▶ **YOUR INSTRUCTIONS**
Of all the lines in this data, how many include "xlabel"? Respond with the number only.

▶ **SUPPLIED INFORMATION**
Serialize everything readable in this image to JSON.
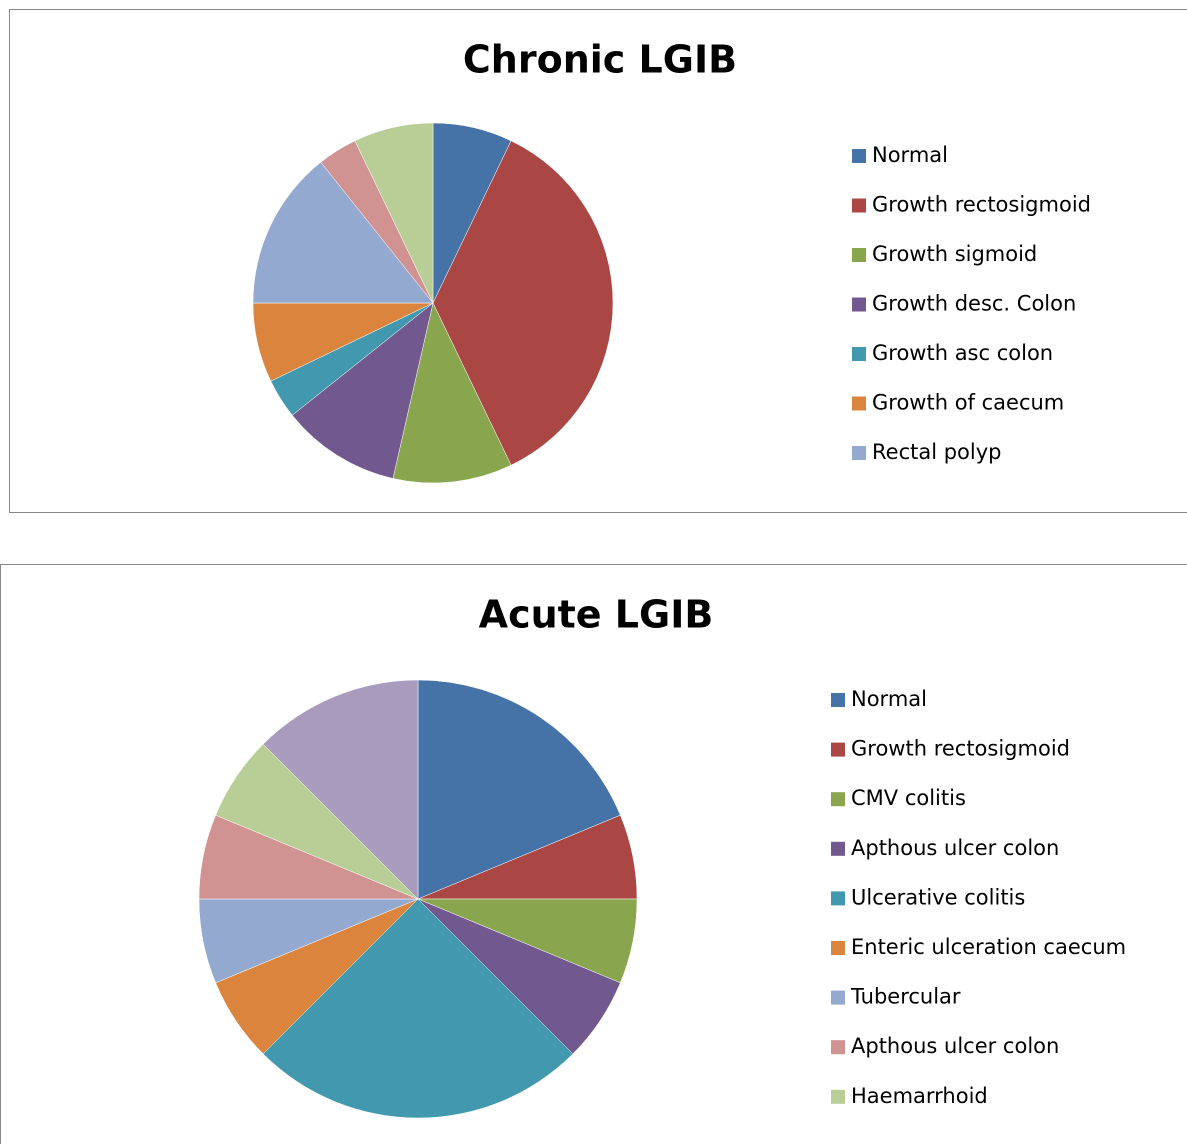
{
  "chart_data": [
    {
      "type": "pie",
      "title": "Chronic LGIB",
      "categories": [
        "Normal",
        "Growth rectosigmoid",
        "Growth sigmoid",
        "Growth desc. Colon",
        "Growth asc colon",
        "Growth of caecum",
        "Rectal polyp",
        null,
        null
      ],
      "values": [
        2,
        10,
        3,
        3,
        1,
        2,
        4,
        1,
        2
      ],
      "colors": [
        "#4572a7",
        "#aa4643",
        "#89a54e",
        "#71588f",
        "#4198af",
        "#db843d",
        "#93a9cf",
        "#d19392",
        "#b9cd96"
      ]
    },
    {
      "type": "pie",
      "title": "Acute LGIB",
      "categories": [
        "Normal",
        "Growth rectosigmoid",
        "CMV colitis",
        "Apthous ulcer colon",
        "Ulcerative colitis",
        "Enteric ulceration caecum",
        "Tubercular",
        "Apthous ulcer colon",
        "Haemarrhoid",
        null
      ],
      "values": [
        3,
        1,
        1,
        1,
        4,
        1,
        1,
        1,
        1,
        2
      ],
      "colors": [
        "#4572a7",
        "#aa4643",
        "#89a54e",
        "#71588f",
        "#4198af",
        "#db843d",
        "#93a9cf",
        "#d19392",
        "#b9cd96",
        "#a99bbd"
      ]
    }
  ]
}
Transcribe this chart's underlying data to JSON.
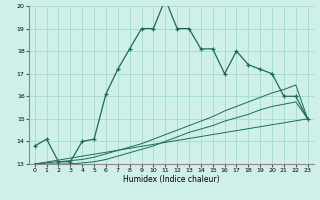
{
  "xlabel": "Humidex (Indice chaleur)",
  "bg_color": "#cff0e8",
  "grid_color": "#aaddd3",
  "line_color": "#1a6b5a",
  "xlim": [
    -0.5,
    23.5
  ],
  "ylim": [
    13,
    20
  ],
  "xticks": [
    0,
    1,
    2,
    3,
    4,
    5,
    6,
    7,
    8,
    9,
    10,
    11,
    12,
    13,
    14,
    15,
    16,
    17,
    18,
    19,
    20,
    21,
    22,
    23
  ],
  "yticks": [
    13,
    14,
    15,
    16,
    17,
    18,
    19,
    20
  ],
  "series1_x": [
    0,
    1,
    2,
    3,
    4,
    5,
    6,
    7,
    8,
    9,
    10,
    11,
    12,
    13,
    14,
    15,
    16,
    17,
    18,
    19,
    20,
    21,
    22,
    23
  ],
  "series1_y": [
    13.8,
    14.1,
    13.1,
    13.1,
    14.0,
    14.1,
    16.1,
    17.2,
    18.1,
    19.0,
    19.0,
    20.3,
    19.0,
    19.0,
    18.1,
    18.1,
    17.0,
    18.0,
    17.4,
    17.2,
    17.0,
    16.0,
    16.0,
    15.0
  ],
  "series2_x": [
    0,
    1,
    2,
    3,
    4,
    5,
    6,
    7,
    8,
    9,
    10,
    11,
    12,
    13,
    14,
    15,
    16,
    17,
    18,
    19,
    20,
    21,
    22,
    23
  ],
  "series2_y": [
    13.0,
    13.05,
    13.1,
    13.15,
    13.2,
    13.3,
    13.45,
    13.6,
    13.75,
    13.9,
    14.1,
    14.3,
    14.5,
    14.7,
    14.9,
    15.1,
    15.35,
    15.55,
    15.75,
    15.95,
    16.15,
    16.3,
    16.5,
    15.0
  ],
  "series3_x": [
    0,
    1,
    2,
    3,
    4,
    5,
    6,
    7,
    8,
    9,
    10,
    11,
    12,
    13,
    14,
    15,
    16,
    17,
    18,
    19,
    20,
    21,
    22,
    23
  ],
  "series3_y": [
    13.0,
    13.0,
    13.0,
    13.0,
    13.05,
    13.1,
    13.2,
    13.35,
    13.5,
    13.65,
    13.8,
    14.0,
    14.2,
    14.4,
    14.55,
    14.7,
    14.9,
    15.05,
    15.2,
    15.4,
    15.55,
    15.65,
    15.75,
    15.0
  ],
  "series4_x": [
    0,
    23
  ],
  "series4_y": [
    13.0,
    15.0
  ]
}
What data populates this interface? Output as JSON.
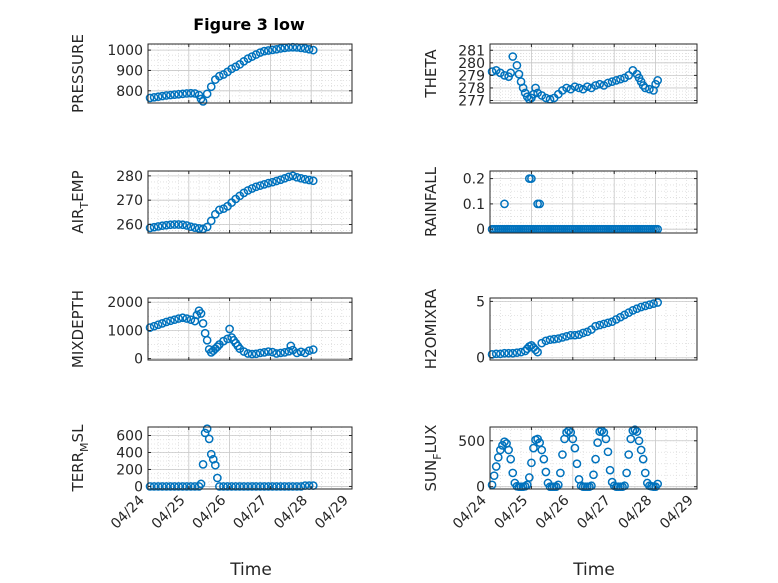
{
  "figure": {
    "title": "Figure 3 low",
    "xlabel": "Time",
    "x_ticks": [
      "04/24",
      "04/25",
      "04/26",
      "04/27",
      "04/28",
      "04/29"
    ],
    "colors": {
      "marker": "#0072BD",
      "axes": "#262626",
      "grid": "#dcdcdc"
    }
  },
  "chart_data": [
    {
      "type": "scatter",
      "ylabel_main": "PRESSURE",
      "ylabel_sub": "",
      "xlim": [
        0,
        5
      ],
      "ylim": [
        740,
        1030
      ],
      "yticks": [
        800,
        900,
        1000
      ],
      "ytick_labels": [
        "800",
        "900",
        "1000"
      ],
      "grid": true,
      "series": [
        {
          "x": [
            0.05,
            0.15,
            0.25,
            0.35,
            0.45,
            0.55,
            0.65,
            0.75,
            0.85,
            0.95,
            1.05,
            1.15,
            1.25,
            1.3,
            1.35,
            1.45,
            1.55,
            1.65,
            1.75,
            1.85,
            1.95,
            2.05,
            2.15,
            2.25,
            2.35,
            2.45,
            2.55,
            2.65,
            2.75,
            2.85,
            2.95,
            3.05,
            3.15,
            3.25,
            3.35,
            3.45,
            3.55,
            3.65,
            3.75,
            3.85,
            3.95,
            4.05
          ],
          "y": [
            765,
            768,
            771,
            774,
            777,
            779,
            781,
            783,
            785,
            787,
            788,
            787,
            779,
            760,
            748,
            785,
            820,
            855,
            872,
            880,
            893,
            908,
            918,
            930,
            945,
            958,
            968,
            978,
            988,
            995,
            998,
            1001,
            1004,
            1008,
            1011,
            1013,
            1014,
            1013,
            1011,
            1008,
            1004,
            1000
          ]
        }
      ]
    },
    {
      "type": "scatter",
      "ylabel_main": "THETA",
      "ylabel_sub": "",
      "xlim": [
        0,
        5
      ],
      "ylim": [
        276.8,
        281.5
      ],
      "yticks": [
        277,
        278,
        279,
        280,
        281
      ],
      "ytick_labels": [
        "277",
        "278",
        "279",
        "280",
        "281"
      ],
      "grid": true,
      "series": [
        {
          "x": [
            0.05,
            0.15,
            0.25,
            0.35,
            0.45,
            0.5,
            0.55,
            0.6,
            0.65,
            0.7,
            0.75,
            0.8,
            0.85,
            0.9,
            0.95,
            1.0,
            1.05,
            1.1,
            1.15,
            1.25,
            1.35,
            1.45,
            1.55,
            1.65,
            1.75,
            1.85,
            1.95,
            2.05,
            2.15,
            2.25,
            2.35,
            2.45,
            2.55,
            2.65,
            2.75,
            2.85,
            2.95,
            3.05,
            3.15,
            3.25,
            3.35,
            3.45,
            3.55,
            3.6,
            3.65,
            3.7,
            3.75,
            3.85,
            3.95,
            4.0,
            4.05
          ],
          "y": [
            279.3,
            279.4,
            279.2,
            279.0,
            278.9,
            279.2,
            280.5,
            281.6,
            279.8,
            279.1,
            278.5,
            278.0,
            277.6,
            277.3,
            277.1,
            277.2,
            277.5,
            278.0,
            277.6,
            277.4,
            277.2,
            277.1,
            277.2,
            277.5,
            277.8,
            278.0,
            277.9,
            278.1,
            278.0,
            277.9,
            278.1,
            278.0,
            278.2,
            278.3,
            278.2,
            278.4,
            278.5,
            278.6,
            278.7,
            278.8,
            279.0,
            279.4,
            279.1,
            278.8,
            278.5,
            278.2,
            278.0,
            277.9,
            277.8,
            278.3,
            278.6
          ]
        }
      ]
    },
    {
      "type": "scatter",
      "ylabel_main": "AIR",
      "ylabel_sub": "T",
      "ylabel_tail": "EMP",
      "xlim": [
        0,
        5
      ],
      "ylim": [
        256.5,
        282
      ],
      "yticks": [
        260,
        270,
        280
      ],
      "ytick_labels": [
        "260",
        "270",
        "280"
      ],
      "grid": true,
      "series": [
        {
          "x": [
            0.05,
            0.15,
            0.25,
            0.35,
            0.45,
            0.55,
            0.65,
            0.75,
            0.85,
            0.95,
            1.05,
            1.15,
            1.25,
            1.35,
            1.45,
            1.55,
            1.65,
            1.75,
            1.85,
            1.95,
            2.05,
            2.15,
            2.25,
            2.35,
            2.45,
            2.55,
            2.65,
            2.75,
            2.85,
            2.95,
            3.05,
            3.15,
            3.25,
            3.35,
            3.45,
            3.55,
            3.65,
            3.75,
            3.85,
            3.95,
            4.05
          ],
          "y": [
            258.6,
            258.9,
            259.2,
            259.5,
            259.7,
            259.9,
            260.0,
            260.0,
            259.9,
            259.6,
            259.1,
            258.7,
            258.4,
            258.2,
            259.0,
            261.5,
            264.2,
            266.0,
            266.5,
            267.5,
            269.0,
            270.5,
            271.8,
            273.0,
            274.0,
            274.8,
            275.5,
            276.0,
            276.5,
            277.0,
            277.4,
            277.9,
            278.4,
            279.0,
            279.6,
            280.0,
            279.4,
            279.0,
            278.6,
            278.3,
            278.0
          ]
        }
      ]
    },
    {
      "type": "scatter",
      "ylabel_main": "RAINFALL",
      "ylabel_sub": "",
      "xlim": [
        0,
        5
      ],
      "ylim": [
        -0.015,
        0.23
      ],
      "yticks": [
        0,
        0.1,
        0.2
      ],
      "ytick_labels": [
        "0",
        "0.1",
        "0.2"
      ],
      "grid": true,
      "series": [
        {
          "x": [
            0.05,
            0.1,
            0.15,
            0.2,
            0.25,
            0.3,
            0.35,
            0.4,
            0.45,
            0.5,
            0.55,
            0.6,
            0.65,
            0.7,
            0.75,
            0.8,
            0.85,
            0.9,
            0.95,
            1.0,
            1.05,
            1.1,
            1.15,
            1.2,
            1.25,
            1.3,
            1.35,
            1.4,
            1.45,
            1.5,
            1.55,
            1.6,
            1.65,
            1.7,
            1.75,
            1.8,
            1.85,
            1.9,
            1.95,
            2.0,
            2.05,
            2.1,
            2.15,
            2.2,
            2.25,
            2.3,
            2.35,
            2.4,
            2.45,
            2.5,
            2.55,
            2.6,
            2.65,
            2.7,
            2.75,
            2.8,
            2.85,
            2.9,
            2.95,
            3.0,
            3.05,
            3.1,
            3.15,
            3.2,
            3.25,
            3.3,
            3.35,
            3.4,
            3.45,
            3.5,
            3.55,
            3.6,
            3.65,
            3.7,
            3.75,
            3.8,
            3.85,
            3.9,
            3.95,
            4.0,
            4.05,
            0.35,
            0.95,
            1.0,
            1.15,
            1.2
          ],
          "y": [
            0,
            0,
            0,
            0,
            0,
            0,
            0,
            0,
            0,
            0,
            0,
            0,
            0,
            0,
            0,
            0,
            0,
            0,
            0,
            0,
            0,
            0,
            0,
            0,
            0,
            0,
            0,
            0,
            0,
            0,
            0,
            0,
            0,
            0,
            0,
            0,
            0,
            0,
            0,
            0,
            0,
            0,
            0,
            0,
            0,
            0,
            0,
            0,
            0,
            0,
            0,
            0,
            0,
            0,
            0,
            0,
            0,
            0,
            0,
            0,
            0,
            0,
            0,
            0,
            0,
            0,
            0,
            0,
            0,
            0,
            0,
            0,
            0,
            0,
            0,
            0,
            0,
            0,
            0,
            0,
            0,
            0.1,
            0.2,
            0.2,
            0.1,
            0.1
          ]
        }
      ]
    },
    {
      "type": "scatter",
      "ylabel_main": "MIXDEPTH",
      "ylabel_sub": "",
      "xlim": [
        0,
        5
      ],
      "ylim": [
        -50,
        2150
      ],
      "yticks": [
        0,
        1000,
        2000
      ],
      "ytick_labels": [
        "0",
        "1000",
        "2000"
      ],
      "grid": true,
      "series": [
        {
          "x": [
            0.05,
            0.15,
            0.25,
            0.35,
            0.45,
            0.55,
            0.65,
            0.75,
            0.85,
            0.95,
            1.05,
            1.15,
            1.2,
            1.25,
            1.3,
            1.35,
            1.4,
            1.45,
            1.5,
            1.55,
            1.6,
            1.65,
            1.7,
            1.75,
            1.85,
            1.95,
            2.0,
            2.05,
            2.1,
            2.15,
            2.2,
            2.25,
            2.35,
            2.45,
            2.55,
            2.65,
            2.75,
            2.85,
            2.95,
            3.05,
            3.15,
            3.25,
            3.35,
            3.45,
            3.5,
            3.55,
            3.65,
            3.75,
            3.85,
            3.95,
            4.05
          ],
          "y": [
            1100,
            1150,
            1200,
            1250,
            1300,
            1340,
            1380,
            1420,
            1450,
            1420,
            1380,
            1330,
            1550,
            1700,
            1600,
            1250,
            900,
            650,
            330,
            220,
            280,
            350,
            420,
            500,
            620,
            700,
            1050,
            750,
            650,
            550,
            450,
            350,
            250,
            180,
            160,
            170,
            200,
            220,
            250,
            230,
            180,
            200,
            220,
            260,
            450,
            300,
            200,
            240,
            200,
            280,
            320
          ]
        }
      ]
    },
    {
      "type": "scatter",
      "ylabel_main": "H2OMIXRA",
      "ylabel_sub": "",
      "xlim": [
        0,
        5
      ],
      "ylim": [
        -0.2,
        5.3
      ],
      "yticks": [
        0,
        5
      ],
      "ytick_labels": [
        "0",
        "5"
      ],
      "grid": true,
      "series": [
        {
          "x": [
            0.05,
            0.15,
            0.25,
            0.35,
            0.45,
            0.55,
            0.65,
            0.75,
            0.85,
            0.9,
            0.95,
            1.0,
            1.05,
            1.1,
            1.15,
            1.25,
            1.35,
            1.45,
            1.55,
            1.65,
            1.75,
            1.85,
            1.95,
            2.05,
            2.15,
            2.25,
            2.35,
            2.45,
            2.55,
            2.65,
            2.75,
            2.85,
            2.95,
            3.05,
            3.15,
            3.25,
            3.35,
            3.45,
            3.55,
            3.65,
            3.75,
            3.85,
            3.95,
            4.05
          ],
          "y": [
            0.3,
            0.35,
            0.35,
            0.4,
            0.4,
            0.4,
            0.45,
            0.5,
            0.6,
            0.8,
            1.0,
            1.1,
            0.9,
            0.7,
            0.5,
            1.3,
            1.5,
            1.6,
            1.65,
            1.7,
            1.8,
            1.9,
            2.0,
            2.0,
            2.05,
            2.2,
            2.3,
            2.5,
            2.8,
            2.9,
            3.0,
            3.1,
            3.2,
            3.4,
            3.6,
            3.8,
            4.0,
            4.2,
            4.35,
            4.5,
            4.6,
            4.7,
            4.8,
            4.9
          ]
        }
      ]
    },
    {
      "type": "scatter",
      "ylabel_main": "TERR",
      "ylabel_sub": "M",
      "ylabel_tail": "SL",
      "xlim": [
        0,
        5
      ],
      "ylim": [
        -30,
        700
      ],
      "yticks": [
        0,
        200,
        400,
        600
      ],
      "ytick_labels": [
        "0",
        "200",
        "400",
        "600"
      ],
      "grid": true,
      "series": [
        {
          "x": [
            0.05,
            0.15,
            0.25,
            0.35,
            0.45,
            0.55,
            0.65,
            0.75,
            0.85,
            0.95,
            1.05,
            1.15,
            1.25,
            1.3,
            1.35,
            1.4,
            1.45,
            1.5,
            1.55,
            1.6,
            1.65,
            1.7,
            1.75,
            1.85,
            1.95,
            2.05,
            2.15,
            2.25,
            2.35,
            2.45,
            2.55,
            2.65,
            2.75,
            2.85,
            2.95,
            3.05,
            3.15,
            3.25,
            3.35,
            3.45,
            3.55,
            3.65,
            3.75,
            3.85,
            3.95,
            4.05
          ],
          "y": [
            0,
            0,
            0,
            0,
            0,
            0,
            0,
            0,
            0,
            0,
            0,
            0,
            0,
            30,
            260,
            630,
            680,
            560,
            380,
            320,
            250,
            100,
            0,
            0,
            0,
            0,
            0,
            0,
            0,
            0,
            0,
            0,
            0,
            0,
            0,
            0,
            0,
            0,
            0,
            0,
            0,
            0,
            0,
            10,
            10,
            10
          ]
        }
      ]
    },
    {
      "type": "scatter",
      "ylabel_main": "SUN",
      "ylabel_sub": "F",
      "ylabel_tail": "LUX",
      "xlim": [
        0,
        5
      ],
      "ylim": [
        -25,
        650
      ],
      "yticks": [
        0,
        500
      ],
      "ytick_labels": [
        "0",
        "500"
      ],
      "grid": true,
      "series": [
        {
          "x": [
            0.05,
            0.1,
            0.15,
            0.2,
            0.25,
            0.3,
            0.35,
            0.4,
            0.45,
            0.5,
            0.55,
            0.6,
            0.65,
            0.7,
            0.75,
            0.8,
            0.85,
            0.9,
            0.95,
            1.0,
            1.05,
            1.1,
            1.15,
            1.2,
            1.25,
            1.3,
            1.35,
            1.4,
            1.45,
            1.5,
            1.55,
            1.6,
            1.65,
            1.7,
            1.75,
            1.8,
            1.85,
            1.9,
            1.95,
            2.0,
            2.05,
            2.1,
            2.15,
            2.2,
            2.25,
            2.3,
            2.35,
            2.4,
            2.45,
            2.5,
            2.55,
            2.6,
            2.65,
            2.7,
            2.75,
            2.8,
            2.85,
            2.9,
            2.95,
            3.0,
            3.05,
            3.1,
            3.15,
            3.2,
            3.25,
            3.3,
            3.35,
            3.4,
            3.45,
            3.5,
            3.55,
            3.6,
            3.65,
            3.7,
            3.75,
            3.8,
            3.85,
            3.9,
            3.95,
            4.0,
            4.05
          ],
          "y": [
            20,
            120,
            220,
            320,
            400,
            450,
            490,
            470,
            400,
            300,
            150,
            40,
            5,
            0,
            0,
            0,
            5,
            20,
            100,
            260,
            420,
            510,
            520,
            480,
            400,
            300,
            160,
            40,
            0,
            0,
            0,
            0,
            20,
            150,
            350,
            520,
            590,
            610,
            590,
            520,
            420,
            250,
            80,
            10,
            0,
            0,
            0,
            0,
            10,
            130,
            300,
            480,
            600,
            610,
            590,
            520,
            380,
            180,
            50,
            10,
            0,
            0,
            0,
            0,
            10,
            150,
            350,
            520,
            610,
            620,
            600,
            500,
            400,
            300,
            150,
            40,
            10,
            5,
            0,
            0,
            30
          ]
        }
      ]
    }
  ]
}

▶ **TASK OUTPUT**
2